--- Selected passage ---
One simple question: If I get the iPad with cellular, I understand that model comes with the built in GPS. If I get that model, is there ever a need to buy an external GPS or is the built in one sufficient for all GPS needs?

Any other suggestions or advice about purchase would also be appreciated.
 
The iPad with cellular have the GPS reciever. The wifi only models do not have GPS.

I've used my iPad Gen1 with and without external GPS with no problems while flying. I have a BadElf GPS unit but have not seen the need to always use it. I'm concerned that plugged into the iPad things could get damaged.

Others have used that bright orange puck, don't remember the name, they connect via Bluetooth.
 
I haven't started training yet, but my recent iPad purchase was partially justified by my intention to use it as an electronic flight bag for charts, backup situational awareness, etc. I've also read a lot of online articles and blogs about the iPad's usefulness in the cockpit.

The best article I've found so far is Greg Brown's Flying Carpet blog: http://gregbrownflyingcarpet.com/2010/10/14/ipad-for-aviators-yes-the-3g-model-offers-gps-and-no-you-dont-need-a-data-plan-to-navigate-aloft/ He has several links in that article to other sources of information. There is a NASA ASRS report that describes inaccurate GPS fixes when using the internal iPad GPS: http://www.nafinet.org/APPLE_IPAD_USED_AS_AN_EFB.pdf

Sportys also has a good bit of information about using the iPad in flight on their iPad Pilot News site: http://ipadpilotnews.com/

The wireless-only version of the iPad doesn't have a GPS built in. You will need one of the 3G/4G models for that. But even if you get a unit with a built in GPS, I would hesitate to rely on it for location data. It wasn't made with aviation in mind, and there are many reports about inaccuracy and gps services not working correctly while using the iPad's internal GPS.

The take-away for me:

- I won't be using iPad's GPS-enabled apps (like ForeFlight) without an external device. External GPS units can be purchased for between $100-$130 (google Bad Elf or Dual Electronics).

--- Raw data ---
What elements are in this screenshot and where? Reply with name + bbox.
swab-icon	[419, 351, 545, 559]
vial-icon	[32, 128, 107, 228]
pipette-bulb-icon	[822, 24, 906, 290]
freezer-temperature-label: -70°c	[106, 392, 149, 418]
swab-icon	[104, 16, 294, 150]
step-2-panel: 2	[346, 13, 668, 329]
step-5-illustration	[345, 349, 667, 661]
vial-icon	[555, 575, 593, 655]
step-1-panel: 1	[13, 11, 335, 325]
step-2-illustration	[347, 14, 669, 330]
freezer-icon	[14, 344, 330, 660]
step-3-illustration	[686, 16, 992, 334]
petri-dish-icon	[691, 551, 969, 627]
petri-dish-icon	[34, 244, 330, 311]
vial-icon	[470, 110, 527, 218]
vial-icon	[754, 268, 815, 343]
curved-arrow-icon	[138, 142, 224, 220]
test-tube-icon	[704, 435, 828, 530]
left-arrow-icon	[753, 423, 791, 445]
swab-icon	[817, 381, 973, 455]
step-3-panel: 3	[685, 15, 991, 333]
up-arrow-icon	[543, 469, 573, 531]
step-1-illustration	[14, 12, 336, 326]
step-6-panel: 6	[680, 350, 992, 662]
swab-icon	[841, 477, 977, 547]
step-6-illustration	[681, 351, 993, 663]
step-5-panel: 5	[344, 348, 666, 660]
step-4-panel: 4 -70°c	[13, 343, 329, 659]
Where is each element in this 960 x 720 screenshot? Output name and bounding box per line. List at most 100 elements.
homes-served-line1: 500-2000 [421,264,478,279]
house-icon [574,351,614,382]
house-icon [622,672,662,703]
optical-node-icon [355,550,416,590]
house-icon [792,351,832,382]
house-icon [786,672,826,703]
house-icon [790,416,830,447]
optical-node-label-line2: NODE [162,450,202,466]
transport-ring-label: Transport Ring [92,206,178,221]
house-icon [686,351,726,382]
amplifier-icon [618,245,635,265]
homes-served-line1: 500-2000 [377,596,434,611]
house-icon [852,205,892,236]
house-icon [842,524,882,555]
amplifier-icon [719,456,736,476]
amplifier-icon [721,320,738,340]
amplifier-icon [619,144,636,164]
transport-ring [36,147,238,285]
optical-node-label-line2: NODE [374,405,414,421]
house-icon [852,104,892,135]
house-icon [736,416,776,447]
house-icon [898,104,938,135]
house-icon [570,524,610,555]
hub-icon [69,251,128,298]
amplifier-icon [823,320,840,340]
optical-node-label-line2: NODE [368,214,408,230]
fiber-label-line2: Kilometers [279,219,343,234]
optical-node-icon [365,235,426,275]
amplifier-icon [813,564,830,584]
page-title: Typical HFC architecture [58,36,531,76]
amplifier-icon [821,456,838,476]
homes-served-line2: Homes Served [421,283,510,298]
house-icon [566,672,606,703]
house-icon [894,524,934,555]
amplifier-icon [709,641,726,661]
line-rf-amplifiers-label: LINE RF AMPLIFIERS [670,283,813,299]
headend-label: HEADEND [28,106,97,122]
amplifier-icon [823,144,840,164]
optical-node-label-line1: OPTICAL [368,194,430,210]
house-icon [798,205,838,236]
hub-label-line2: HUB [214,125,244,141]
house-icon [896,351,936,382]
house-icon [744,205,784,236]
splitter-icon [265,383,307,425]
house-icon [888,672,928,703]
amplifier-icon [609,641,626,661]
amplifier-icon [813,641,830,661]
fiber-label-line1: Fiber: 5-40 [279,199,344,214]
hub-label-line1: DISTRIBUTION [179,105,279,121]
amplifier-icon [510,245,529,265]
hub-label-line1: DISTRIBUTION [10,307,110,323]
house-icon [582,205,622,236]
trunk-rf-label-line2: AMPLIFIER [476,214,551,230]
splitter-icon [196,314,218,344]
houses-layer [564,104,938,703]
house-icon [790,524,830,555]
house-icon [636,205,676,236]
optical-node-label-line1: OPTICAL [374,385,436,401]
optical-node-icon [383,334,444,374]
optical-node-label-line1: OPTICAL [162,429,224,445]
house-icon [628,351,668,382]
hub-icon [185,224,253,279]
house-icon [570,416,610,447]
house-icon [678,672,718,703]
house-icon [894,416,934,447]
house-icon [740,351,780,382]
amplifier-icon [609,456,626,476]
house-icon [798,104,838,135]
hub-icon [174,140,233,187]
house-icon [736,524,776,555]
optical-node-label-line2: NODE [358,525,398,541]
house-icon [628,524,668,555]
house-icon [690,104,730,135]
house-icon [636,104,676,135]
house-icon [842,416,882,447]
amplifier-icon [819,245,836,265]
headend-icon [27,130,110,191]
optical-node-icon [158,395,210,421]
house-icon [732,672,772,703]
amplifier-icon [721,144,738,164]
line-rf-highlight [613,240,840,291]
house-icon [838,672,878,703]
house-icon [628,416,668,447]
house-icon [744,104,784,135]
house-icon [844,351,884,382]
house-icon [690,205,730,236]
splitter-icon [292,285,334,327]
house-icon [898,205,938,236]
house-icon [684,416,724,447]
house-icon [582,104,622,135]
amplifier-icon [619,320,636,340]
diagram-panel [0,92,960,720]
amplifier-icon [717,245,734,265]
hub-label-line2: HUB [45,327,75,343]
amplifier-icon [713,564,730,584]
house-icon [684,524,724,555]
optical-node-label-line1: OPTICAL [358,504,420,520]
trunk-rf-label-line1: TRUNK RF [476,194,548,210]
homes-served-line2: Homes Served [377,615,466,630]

--- Jobs ---
(1) Please repeat from the passage on iPad GPS the part that opens with the words containing "Any other suggestions" and closes with "connect via Bluetooth.".
(2) According to the passage on iPad GPS, what price range do external GPS units sell for?
(3) For each statement, say whether it agrees with the passage on iPad GPS, and quote the words that decide it.
(a) The wifi-only iPad models include a GPS receiver.
(b) One writer who flew with an iPad Gen1 owns a BadElf GPS unit.
(c) A NASA ASRS report describes inaccurate GPS fixes from the internal iPad GPS.

--- Outputs in order ---
(1)
Any other suggestions or advice about purchase would also be appreciated.
 
The iPad with cellular have the GPS reciever. The wifi only models do not have GPS.

I've used my iPad Gen1 with and without external GPS with no problems while flying. I have a BadElf GPS unit but have not seen the need to always use it. I'm concerned that plugged into the iPad things could get damaged.

Others have used that bright orange puck, don't remember the name, they connect via Bluetooth.

(2) Between $100 and $130.

(3)
(a) No: "The wifi only models do not have GPS."
(b) Yes: "I have a BadElf GPS unit"
(c) Yes: "There is a NASA ASRS report that describes inaccurate GPS fixes when using the internal iPad GPS"